Task goal | List, from the lines below, each one with "Distributions" in it.

Material provided |
----
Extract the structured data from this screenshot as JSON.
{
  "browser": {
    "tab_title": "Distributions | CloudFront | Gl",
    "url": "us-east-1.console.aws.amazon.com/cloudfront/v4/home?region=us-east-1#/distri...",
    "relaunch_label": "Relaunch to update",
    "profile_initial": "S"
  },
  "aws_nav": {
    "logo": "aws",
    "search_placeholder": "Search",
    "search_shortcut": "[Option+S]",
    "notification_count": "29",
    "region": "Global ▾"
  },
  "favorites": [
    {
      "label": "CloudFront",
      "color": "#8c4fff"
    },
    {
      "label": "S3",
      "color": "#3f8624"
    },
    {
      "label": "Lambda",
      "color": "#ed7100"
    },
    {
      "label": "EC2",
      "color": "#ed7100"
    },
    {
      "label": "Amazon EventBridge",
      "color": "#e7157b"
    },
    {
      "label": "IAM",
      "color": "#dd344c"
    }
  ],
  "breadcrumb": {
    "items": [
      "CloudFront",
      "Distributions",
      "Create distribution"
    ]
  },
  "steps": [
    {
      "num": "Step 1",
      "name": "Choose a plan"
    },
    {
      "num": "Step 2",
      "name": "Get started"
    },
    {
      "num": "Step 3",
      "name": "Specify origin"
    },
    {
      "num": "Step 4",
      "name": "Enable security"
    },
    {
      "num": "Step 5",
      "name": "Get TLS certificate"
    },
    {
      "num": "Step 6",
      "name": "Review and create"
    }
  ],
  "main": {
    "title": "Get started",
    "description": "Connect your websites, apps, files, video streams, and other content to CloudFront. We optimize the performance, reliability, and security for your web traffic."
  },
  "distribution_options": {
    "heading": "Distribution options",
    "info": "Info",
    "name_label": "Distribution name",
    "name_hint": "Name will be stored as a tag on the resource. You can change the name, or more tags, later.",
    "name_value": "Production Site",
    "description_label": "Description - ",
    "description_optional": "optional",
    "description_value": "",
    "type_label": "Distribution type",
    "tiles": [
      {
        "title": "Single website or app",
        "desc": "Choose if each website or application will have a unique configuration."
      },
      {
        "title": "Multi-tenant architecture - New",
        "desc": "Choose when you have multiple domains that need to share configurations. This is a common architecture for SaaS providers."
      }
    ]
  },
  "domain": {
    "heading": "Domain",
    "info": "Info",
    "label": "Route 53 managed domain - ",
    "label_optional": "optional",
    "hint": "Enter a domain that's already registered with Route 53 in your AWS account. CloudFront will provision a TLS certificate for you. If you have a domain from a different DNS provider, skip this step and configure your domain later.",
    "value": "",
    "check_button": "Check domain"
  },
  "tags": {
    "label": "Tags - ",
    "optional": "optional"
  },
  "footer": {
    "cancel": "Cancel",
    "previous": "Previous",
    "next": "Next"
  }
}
----
Full answer |
    "tab_title": "Distributions | CloudFront | Gl",
      "Distributions",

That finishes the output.